(Stored data)
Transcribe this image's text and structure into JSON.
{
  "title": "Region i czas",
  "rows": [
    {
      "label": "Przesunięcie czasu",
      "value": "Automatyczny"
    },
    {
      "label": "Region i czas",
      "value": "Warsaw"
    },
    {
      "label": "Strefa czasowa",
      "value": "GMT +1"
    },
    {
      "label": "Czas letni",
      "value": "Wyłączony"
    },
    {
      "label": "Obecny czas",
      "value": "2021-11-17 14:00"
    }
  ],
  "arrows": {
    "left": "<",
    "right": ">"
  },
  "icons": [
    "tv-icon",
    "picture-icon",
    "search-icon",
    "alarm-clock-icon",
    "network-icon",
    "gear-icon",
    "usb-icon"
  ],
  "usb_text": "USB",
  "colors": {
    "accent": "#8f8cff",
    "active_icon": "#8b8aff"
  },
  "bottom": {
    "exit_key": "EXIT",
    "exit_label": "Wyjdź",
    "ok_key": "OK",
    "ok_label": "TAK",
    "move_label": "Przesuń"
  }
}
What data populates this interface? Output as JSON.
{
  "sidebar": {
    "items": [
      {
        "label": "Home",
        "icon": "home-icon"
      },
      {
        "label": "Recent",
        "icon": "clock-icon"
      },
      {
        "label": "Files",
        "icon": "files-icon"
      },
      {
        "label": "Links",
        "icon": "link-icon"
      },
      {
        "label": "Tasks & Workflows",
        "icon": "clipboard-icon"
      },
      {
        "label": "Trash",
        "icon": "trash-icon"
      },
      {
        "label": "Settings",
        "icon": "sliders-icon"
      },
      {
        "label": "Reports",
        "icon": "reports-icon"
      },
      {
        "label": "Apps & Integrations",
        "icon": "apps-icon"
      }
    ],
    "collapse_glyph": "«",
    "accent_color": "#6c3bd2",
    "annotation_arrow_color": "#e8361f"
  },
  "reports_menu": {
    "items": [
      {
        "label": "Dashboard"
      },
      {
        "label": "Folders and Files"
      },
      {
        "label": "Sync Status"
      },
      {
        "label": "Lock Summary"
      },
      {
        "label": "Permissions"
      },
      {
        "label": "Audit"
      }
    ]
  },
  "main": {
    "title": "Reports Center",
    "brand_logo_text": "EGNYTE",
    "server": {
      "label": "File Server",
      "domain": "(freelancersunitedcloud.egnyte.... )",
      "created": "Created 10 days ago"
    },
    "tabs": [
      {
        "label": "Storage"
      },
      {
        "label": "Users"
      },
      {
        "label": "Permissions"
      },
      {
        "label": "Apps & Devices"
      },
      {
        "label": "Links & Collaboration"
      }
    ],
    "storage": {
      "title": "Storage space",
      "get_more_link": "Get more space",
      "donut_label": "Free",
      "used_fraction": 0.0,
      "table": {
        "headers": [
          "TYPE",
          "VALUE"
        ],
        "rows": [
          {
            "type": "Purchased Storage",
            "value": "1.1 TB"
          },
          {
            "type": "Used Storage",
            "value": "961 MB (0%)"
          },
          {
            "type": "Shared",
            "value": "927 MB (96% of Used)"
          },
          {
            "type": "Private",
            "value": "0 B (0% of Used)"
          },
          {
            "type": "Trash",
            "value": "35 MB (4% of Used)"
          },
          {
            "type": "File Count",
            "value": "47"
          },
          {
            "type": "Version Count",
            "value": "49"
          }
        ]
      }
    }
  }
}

*Written problem*
In the records shown above, how many lines include the word "space"? Answer with the number only.

*Solution for this exercise*
2